● EXERCISE TASK A
In the forum thread about introducing cats, how old is Gizmo?

● EXCERPT PROVIDED
★ ★ ★ ★ ★
# Introduction failed. Is it too late to save this relationship?



## zoologist (Aug 17, 2010)

Let me tell you about my cats and then my story. Hopefully I won't be too long winded. I am going to be very HONEST, even though I realize now I probably did not go about the introductions in the right way. PLEASE do not bash me for the way I did it, rather try to help me to see if we can have a household without scared cats and fighting.

Gizmo(Boyfriend's cat)- 13 year old, hates dogs, hated cats until Yuki was brought into the home as a kitten. Now she is very laid back and nothing phases her. If the other cats fight she will get in the middle and attack the attacker so the victim can get away.

Yuki(boyfriend's cat)- introduced to Gizmo as a kitten, they've been living in harmony 2 years now. Very playful, very curious cat. Likes to start stuff.

Kiwi (my cat)- about 2 years old. I rescued her from a shelter little over a year ago. Lone cat until I moved in with my BF almost 2 months ago. Vocal, playful with herself, skittish of anything new.


I moved into my boyfriend's apartment 2 months ago. We knew Gizmo would not be a problem and she wasn't. She sniffed Kiwi while Kiwi was hissing and went on her merry way. Yuki and Kiwi did not get along so well. We sat on the bed holding them and facing each other so they could see each other and smell one another. lots of hissing, lots of growling and low meowing. We did not let them touch one another. Kiwi spent the night in the bathroom/bedroom. yuki and gizmo had the run of the house.

did this for about a week. My boyfriend was tired of them growling all the time and decided to put them all together. Yuki and Kiwi were ok with touching... until they realized they were touching each other. the largest cat fight ever ensued, Gizmo got in the middle (attacking Yuki) and Kiwi ran and hid. 

Then we kept them separated for a couple more days. Then we opened up the bedroom doors and allowed every one to go every where. Kiwi chose to stay in the bedroom unless we physically put her on the couch with us. All was good, very few cat tussles, every one seemed to ignore each other. If Kiwi got scared (yuki likes to stalk and watch) she would hit behind the TV or under the turtle tank. At night Kiwi would stay under the bedside table or sleep by my head while Yuki slept by the foot of the bed.
★ ★ ★ ★ ★
● SUPPLIED RECORDS
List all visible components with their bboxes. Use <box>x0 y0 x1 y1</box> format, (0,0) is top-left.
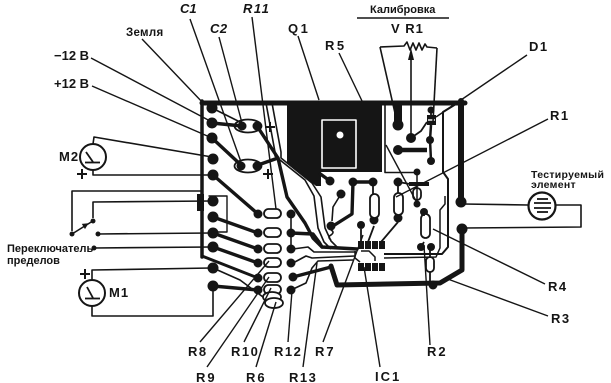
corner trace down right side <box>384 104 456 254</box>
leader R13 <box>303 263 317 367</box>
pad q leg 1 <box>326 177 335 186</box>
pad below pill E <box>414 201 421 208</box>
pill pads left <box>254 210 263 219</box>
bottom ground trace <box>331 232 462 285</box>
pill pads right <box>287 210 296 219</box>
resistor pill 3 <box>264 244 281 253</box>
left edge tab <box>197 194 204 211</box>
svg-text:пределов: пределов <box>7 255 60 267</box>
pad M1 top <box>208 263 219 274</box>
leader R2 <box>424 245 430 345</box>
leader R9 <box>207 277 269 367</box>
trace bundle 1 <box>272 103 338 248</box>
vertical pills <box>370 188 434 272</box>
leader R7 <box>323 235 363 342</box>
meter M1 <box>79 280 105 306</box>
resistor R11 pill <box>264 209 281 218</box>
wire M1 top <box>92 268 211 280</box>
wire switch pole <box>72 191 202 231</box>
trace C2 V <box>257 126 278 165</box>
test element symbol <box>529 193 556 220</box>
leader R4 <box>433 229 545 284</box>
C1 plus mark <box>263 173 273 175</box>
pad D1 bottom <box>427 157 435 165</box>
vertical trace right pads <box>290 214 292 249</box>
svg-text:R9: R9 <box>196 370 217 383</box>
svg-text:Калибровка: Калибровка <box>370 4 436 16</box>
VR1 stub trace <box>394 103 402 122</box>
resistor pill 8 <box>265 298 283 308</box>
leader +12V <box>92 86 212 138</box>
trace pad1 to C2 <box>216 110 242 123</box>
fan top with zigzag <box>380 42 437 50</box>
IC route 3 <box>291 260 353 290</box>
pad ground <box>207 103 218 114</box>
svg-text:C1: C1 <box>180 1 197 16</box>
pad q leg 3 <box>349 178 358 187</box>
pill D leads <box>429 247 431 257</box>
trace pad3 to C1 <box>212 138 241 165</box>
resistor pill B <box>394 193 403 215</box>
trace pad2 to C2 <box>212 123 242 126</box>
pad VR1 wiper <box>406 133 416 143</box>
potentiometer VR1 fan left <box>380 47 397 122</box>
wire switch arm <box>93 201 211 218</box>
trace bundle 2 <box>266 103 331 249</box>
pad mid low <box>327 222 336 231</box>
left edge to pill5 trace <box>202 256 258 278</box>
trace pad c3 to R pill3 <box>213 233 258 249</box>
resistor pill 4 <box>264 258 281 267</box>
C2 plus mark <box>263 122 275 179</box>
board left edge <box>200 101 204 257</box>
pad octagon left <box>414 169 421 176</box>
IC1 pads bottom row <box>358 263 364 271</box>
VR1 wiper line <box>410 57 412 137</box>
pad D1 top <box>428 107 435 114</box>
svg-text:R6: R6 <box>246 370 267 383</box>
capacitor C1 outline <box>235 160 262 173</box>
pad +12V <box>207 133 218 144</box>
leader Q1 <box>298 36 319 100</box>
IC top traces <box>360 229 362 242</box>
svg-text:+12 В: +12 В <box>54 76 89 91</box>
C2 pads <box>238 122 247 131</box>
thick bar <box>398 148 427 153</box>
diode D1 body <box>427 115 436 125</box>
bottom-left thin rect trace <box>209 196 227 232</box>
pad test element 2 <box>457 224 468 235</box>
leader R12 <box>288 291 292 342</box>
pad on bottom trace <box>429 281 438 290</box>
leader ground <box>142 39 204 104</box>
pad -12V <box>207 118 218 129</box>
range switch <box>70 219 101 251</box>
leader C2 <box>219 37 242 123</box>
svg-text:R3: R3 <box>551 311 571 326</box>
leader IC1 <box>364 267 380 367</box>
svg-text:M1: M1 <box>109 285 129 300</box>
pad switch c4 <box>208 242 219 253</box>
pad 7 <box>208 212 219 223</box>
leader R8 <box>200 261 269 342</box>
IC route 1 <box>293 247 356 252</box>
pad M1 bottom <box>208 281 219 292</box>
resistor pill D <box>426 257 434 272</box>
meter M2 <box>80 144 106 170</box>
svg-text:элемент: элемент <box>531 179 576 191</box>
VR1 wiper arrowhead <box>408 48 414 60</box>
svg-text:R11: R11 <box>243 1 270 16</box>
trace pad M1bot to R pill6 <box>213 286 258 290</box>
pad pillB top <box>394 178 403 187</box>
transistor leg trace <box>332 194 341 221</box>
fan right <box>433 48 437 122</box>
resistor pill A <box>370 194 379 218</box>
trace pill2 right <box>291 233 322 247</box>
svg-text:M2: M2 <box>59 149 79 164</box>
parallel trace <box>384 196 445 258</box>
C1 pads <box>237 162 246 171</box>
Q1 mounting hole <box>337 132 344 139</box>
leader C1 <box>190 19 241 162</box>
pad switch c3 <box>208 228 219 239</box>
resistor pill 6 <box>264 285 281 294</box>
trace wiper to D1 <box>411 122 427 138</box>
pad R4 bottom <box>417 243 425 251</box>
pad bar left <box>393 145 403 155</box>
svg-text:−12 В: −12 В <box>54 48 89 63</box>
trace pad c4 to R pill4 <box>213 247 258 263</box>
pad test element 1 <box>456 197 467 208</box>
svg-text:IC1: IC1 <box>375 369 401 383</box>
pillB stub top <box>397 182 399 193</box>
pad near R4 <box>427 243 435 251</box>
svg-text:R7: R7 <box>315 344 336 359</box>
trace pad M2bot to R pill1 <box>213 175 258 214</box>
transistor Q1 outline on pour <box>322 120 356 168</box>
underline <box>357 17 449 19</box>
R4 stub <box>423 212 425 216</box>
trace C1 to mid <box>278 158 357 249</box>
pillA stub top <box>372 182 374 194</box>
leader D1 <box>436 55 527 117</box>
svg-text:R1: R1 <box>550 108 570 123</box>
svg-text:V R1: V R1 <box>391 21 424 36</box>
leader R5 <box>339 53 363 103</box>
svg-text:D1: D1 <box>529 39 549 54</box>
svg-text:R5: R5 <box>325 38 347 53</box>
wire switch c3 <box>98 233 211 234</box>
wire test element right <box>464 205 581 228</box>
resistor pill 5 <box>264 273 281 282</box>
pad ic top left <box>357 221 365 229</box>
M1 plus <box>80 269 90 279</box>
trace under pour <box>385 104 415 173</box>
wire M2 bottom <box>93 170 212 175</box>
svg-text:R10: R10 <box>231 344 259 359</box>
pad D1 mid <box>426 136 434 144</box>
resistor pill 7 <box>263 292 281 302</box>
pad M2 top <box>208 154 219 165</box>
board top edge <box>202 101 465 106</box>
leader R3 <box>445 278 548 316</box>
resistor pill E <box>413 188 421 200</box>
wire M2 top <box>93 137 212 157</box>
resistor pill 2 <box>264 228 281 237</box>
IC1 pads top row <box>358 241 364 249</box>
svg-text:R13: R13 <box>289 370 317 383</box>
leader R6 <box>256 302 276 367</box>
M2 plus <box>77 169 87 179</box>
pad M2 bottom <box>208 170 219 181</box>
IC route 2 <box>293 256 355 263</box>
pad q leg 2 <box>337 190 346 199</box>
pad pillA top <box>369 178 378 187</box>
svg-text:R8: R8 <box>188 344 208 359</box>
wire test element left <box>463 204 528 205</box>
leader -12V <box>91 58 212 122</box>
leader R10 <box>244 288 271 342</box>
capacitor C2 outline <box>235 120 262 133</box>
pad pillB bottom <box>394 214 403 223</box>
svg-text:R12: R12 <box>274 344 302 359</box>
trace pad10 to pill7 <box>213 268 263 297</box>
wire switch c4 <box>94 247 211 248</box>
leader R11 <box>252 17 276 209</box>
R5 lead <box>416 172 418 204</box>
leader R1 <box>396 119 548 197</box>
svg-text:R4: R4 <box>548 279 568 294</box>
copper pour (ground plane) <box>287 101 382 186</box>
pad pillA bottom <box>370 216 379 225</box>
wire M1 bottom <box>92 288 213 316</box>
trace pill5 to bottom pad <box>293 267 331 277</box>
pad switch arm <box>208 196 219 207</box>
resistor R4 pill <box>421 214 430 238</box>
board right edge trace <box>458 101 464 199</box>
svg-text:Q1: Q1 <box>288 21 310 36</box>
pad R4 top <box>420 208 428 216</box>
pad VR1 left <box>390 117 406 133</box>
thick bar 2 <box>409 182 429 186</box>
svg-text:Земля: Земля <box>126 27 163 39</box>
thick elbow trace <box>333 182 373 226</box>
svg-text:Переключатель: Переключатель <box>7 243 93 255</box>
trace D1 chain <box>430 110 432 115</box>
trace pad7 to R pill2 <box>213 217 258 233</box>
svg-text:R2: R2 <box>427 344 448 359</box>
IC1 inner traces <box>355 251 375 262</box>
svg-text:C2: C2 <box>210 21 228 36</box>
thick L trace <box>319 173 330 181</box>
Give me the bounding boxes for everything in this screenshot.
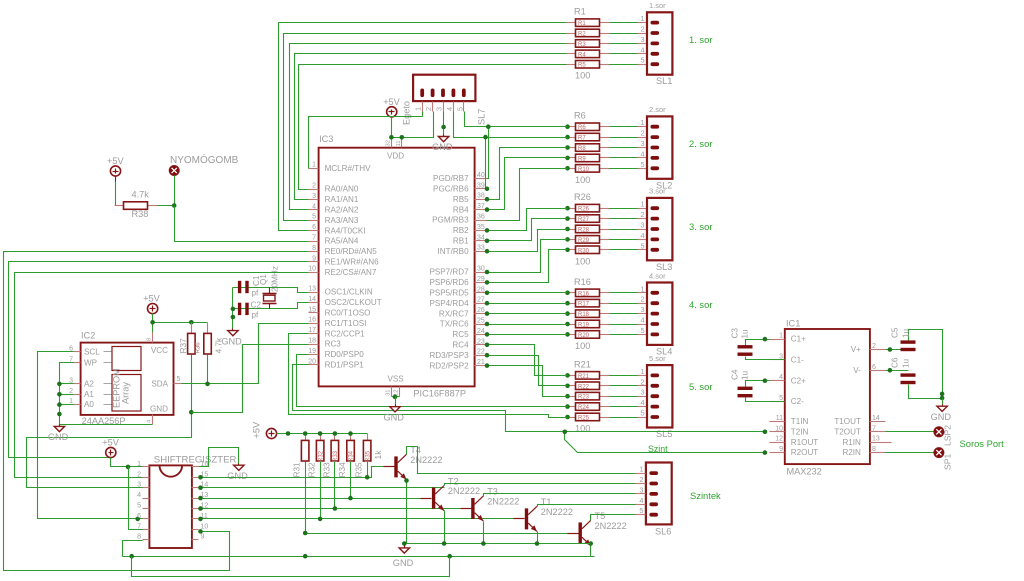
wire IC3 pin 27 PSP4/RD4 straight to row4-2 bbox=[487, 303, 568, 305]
★ ★ ★ ★ ★
● EXERCISE TASK B
Can you write out the lines of the entries starting at the one containing "corner trace down" and ending at the one containing "svg-text:пределов: пределов <box>7", both included, with each line reproduced verbatim?

● RESULT A
13 years old.

● RESULT B
corner trace down right side <box>384 104 456 254</box>
leader R13 <box>303 263 317 367</box>
pad q leg 1 <box>326 177 335 186</box>
pad below pill E <box>414 201 421 208</box>
pill pads left <box>254 210 263 219</box>
bottom ground trace <box>331 232 462 285</box>
pill pads right <box>287 210 296 219</box>
resistor pill 3 <box>264 244 281 253</box>
left edge tab <box>197 194 204 211</box>
svg-text:пределов: пределов <box>7 255 60 267</box>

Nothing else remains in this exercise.